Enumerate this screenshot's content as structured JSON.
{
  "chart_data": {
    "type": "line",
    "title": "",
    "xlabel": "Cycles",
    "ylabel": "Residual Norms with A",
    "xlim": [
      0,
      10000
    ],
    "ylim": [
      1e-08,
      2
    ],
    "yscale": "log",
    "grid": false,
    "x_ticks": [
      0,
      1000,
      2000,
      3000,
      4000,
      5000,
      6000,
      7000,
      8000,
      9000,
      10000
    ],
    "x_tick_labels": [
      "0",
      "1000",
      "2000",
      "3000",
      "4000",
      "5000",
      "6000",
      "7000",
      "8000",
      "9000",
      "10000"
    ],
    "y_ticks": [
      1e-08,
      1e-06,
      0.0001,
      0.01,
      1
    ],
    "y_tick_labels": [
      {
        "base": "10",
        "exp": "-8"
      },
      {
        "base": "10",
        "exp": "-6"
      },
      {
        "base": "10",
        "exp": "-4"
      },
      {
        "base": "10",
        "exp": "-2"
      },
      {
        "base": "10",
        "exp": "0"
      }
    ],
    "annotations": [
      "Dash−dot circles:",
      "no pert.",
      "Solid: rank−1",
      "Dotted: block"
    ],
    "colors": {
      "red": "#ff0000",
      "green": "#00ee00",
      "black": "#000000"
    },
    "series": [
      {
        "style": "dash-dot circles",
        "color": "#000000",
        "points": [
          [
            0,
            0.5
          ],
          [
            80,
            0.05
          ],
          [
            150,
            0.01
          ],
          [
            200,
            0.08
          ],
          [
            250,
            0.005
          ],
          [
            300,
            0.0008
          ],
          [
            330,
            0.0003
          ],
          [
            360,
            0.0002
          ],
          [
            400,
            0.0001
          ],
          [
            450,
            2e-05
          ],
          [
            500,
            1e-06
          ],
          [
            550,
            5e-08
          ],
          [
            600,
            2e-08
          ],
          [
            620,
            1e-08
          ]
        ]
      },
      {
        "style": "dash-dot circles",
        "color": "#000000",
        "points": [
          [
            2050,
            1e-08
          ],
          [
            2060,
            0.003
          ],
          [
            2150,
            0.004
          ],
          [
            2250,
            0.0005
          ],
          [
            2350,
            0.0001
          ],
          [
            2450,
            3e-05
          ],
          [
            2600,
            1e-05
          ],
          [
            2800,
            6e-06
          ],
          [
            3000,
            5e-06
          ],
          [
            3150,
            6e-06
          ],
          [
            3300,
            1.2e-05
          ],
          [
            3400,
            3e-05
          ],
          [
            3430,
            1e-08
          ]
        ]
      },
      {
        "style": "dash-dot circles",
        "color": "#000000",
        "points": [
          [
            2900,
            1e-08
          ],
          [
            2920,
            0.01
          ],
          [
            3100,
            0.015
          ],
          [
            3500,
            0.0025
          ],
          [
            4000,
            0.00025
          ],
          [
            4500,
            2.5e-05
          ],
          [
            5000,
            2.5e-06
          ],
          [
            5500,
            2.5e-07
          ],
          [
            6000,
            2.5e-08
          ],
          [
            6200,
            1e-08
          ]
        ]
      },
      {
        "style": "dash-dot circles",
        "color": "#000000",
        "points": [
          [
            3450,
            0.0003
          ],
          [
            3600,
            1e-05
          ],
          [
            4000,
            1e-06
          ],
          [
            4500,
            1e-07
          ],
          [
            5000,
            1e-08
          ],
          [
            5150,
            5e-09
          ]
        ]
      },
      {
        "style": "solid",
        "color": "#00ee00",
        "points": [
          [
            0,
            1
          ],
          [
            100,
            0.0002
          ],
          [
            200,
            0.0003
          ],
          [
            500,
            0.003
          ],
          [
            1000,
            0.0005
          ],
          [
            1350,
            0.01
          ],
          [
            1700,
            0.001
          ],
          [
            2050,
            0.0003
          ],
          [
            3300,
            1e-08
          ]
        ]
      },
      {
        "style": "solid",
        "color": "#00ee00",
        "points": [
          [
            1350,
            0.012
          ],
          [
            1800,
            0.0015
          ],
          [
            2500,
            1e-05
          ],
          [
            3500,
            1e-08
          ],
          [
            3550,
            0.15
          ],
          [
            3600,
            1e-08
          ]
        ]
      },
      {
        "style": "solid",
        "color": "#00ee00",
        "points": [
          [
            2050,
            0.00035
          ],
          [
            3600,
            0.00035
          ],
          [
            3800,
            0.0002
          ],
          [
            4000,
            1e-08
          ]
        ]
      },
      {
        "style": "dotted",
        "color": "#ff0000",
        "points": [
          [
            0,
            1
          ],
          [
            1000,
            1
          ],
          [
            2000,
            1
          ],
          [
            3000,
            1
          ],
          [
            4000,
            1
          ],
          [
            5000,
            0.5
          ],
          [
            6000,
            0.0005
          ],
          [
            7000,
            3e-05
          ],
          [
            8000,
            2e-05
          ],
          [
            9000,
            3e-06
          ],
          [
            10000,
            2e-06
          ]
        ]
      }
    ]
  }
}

Exercise directions:
Word for word, extract all the records.

Solution below:
Enumerate this screenshot's content as structured JSON.
{
  "chart_data": {
    "type": "line",
    "title": "",
    "xlabel": "Cycles",
    "ylabel": "Residual Norms with A",
    "xlim": [
      0,
      10000
    ],
    "ylim": [
      1e-08,
      2
    ],
    "yscale": "log",
    "grid": false,
    "x_ticks": [
      0,
      1000,
      2000,
      3000,
      4000,
      5000,
      6000,
      7000,
      8000,
      9000,
      10000
    ],
    "x_tick_labels": [
      "0",
      "1000",
      "2000",
      "3000",
      "4000",
      "5000",
      "6000",
      "7000",
      "8000",
      "9000",
      "10000"
    ],
    "y_ticks": [
      1e-08,
      1e-06,
      0.0001,
      0.01,
      1
    ],
    "y_tick_labels": [
      {
        "base": "10",
        "exp": "-8"
      },
      {
        "base": "10",
        "exp": "-6"
      },
      {
        "base": "10",
        "exp": "-4"
      },
      {
        "base": "10",
        "exp": "-2"
      },
      {
        "base": "10",
        "exp": "0"
      }
    ],
    "annotations": [
      "Dash−dot circles:",
      "no pert.",
      "Solid: rank−1",
      "Dotted: block"
    ],
    "colors": {
      "red": "#ff0000",
      "green": "#00ee00",
      "black": "#000000"
    },
    "series": [
      {
        "style": "dash-dot circles",
        "color": "#000000",
        "points": [
          [
            0,
            0.5
          ],
          [
            80,
            0.05
          ],
          [
            150,
            0.01
          ],
          [
            200,
            0.08
          ],
          [
            250,
            0.005
          ],
          [
            300,
            0.0008
          ],
          [
            330,
            0.0003
          ],
          [
            360,
            0.0002
          ],
          [
            400,
            0.0001
          ],
          [
            450,
            2e-05
          ],
          [
            500,
            1e-06
          ],
          [
            550,
            5e-08
          ],
          [
            600,
            2e-08
          ],
          [
            620,
            1e-08
          ]
        ]
      },
      {
        "style": "dash-dot circles",
        "color": "#000000",
        "points": [
          [
            2050,
            1e-08
          ],
          [
            2060,
            0.003
          ],
          [
            2150,
            0.004
          ],
          [
            2250,
            0.0005
          ],
          [
            2350,
            0.0001
          ],
          [
            2450,
            3e-05
          ],
          [
            2600,
            1e-05
          ],
          [
            2800,
            6e-06
          ],
          [
            3000,
            5e-06
          ],
          [
            3150,
            6e-06
          ],
          [
            3300,
            1.2e-05
          ],
          [
            3400,
            3e-05
          ],
          [
            3430,
            1e-08
          ]
        ]
      },
      {
        "style": "dash-dot circles",
        "color": "#000000",
        "points": [
          [
            2900,
            1e-08
          ],
          [
            2920,
            0.01
          ],
          [
            3100,
            0.015
          ],
          [
            3500,
            0.0025
          ],
          [
            4000,
            0.00025
          ],
          [
            4500,
            2.5e-05
          ],
          [
            5000,
            2.5e-06
          ],
          [
            5500,
            2.5e-07
          ],
          [
            6000,
            2.5e-08
          ],
          [
            6200,
            1e-08
          ]
        ]
      },
      {
        "style": "dash-dot circles",
        "color": "#000000",
        "points": [
          [
            3450,
            0.0003
          ],
          [
            3600,
            1e-05
          ],
          [
            4000,
            1e-06
          ],
          [
            4500,
            1e-07
          ],
          [
            5000,
            1e-08
          ],
          [
            5150,
            5e-09
          ]
        ]
      },
      {
        "style": "solid",
        "color": "#00ee00",
        "points": [
          [
            0,
            1
          ],
          [
            100,
            0.0002
          ],
          [
            200,
            0.0003
          ],
          [
            500,
            0.003
          ],
          [
            1000,
            0.0005
          ],
          [
            1350,
            0.01
          ],
          [
            1700,
            0.001
          ],
          [
            2050,
            0.0003
          ],
          [
            3300,
            1e-08
          ]
        ]
      },
      {
        "style": "solid",
        "color": "#00ee00",
        "points": [
          [
            1350,
            0.012
          ],
          [
            1800,
            0.0015
          ],
          [
            2500,
            1e-05
          ],
          [
            3500,
            1e-08
          ],
          [
            3550,
            0.15
          ],
          [
            3600,
            1e-08
          ]
        ]
      },
      {
        "style": "solid",
        "color": "#00ee00",
        "points": [
          [
            2050,
            0.00035
          ],
          [
            3600,
            0.00035
          ],
          [
            3800,
            0.0002
          ],
          [
            4000,
            1e-08
          ]
        ]
      },
      {
        "style": "dotted",
        "color": "#ff0000",
        "points": [
          [
            0,
            1
          ],
          [
            1000,
            1
          ],
          [
            2000,
            1
          ],
          [
            3000,
            1
          ],
          [
            4000,
            1
          ],
          [
            5000,
            0.5
          ],
          [
            6000,
            0.0005
          ],
          [
            7000,
            3e-05
          ],
          [
            8000,
            2e-05
          ],
          [
            9000,
            3e-06
          ],
          [
            10000,
            2e-06
          ]
        ]
      }
    ]
  }
}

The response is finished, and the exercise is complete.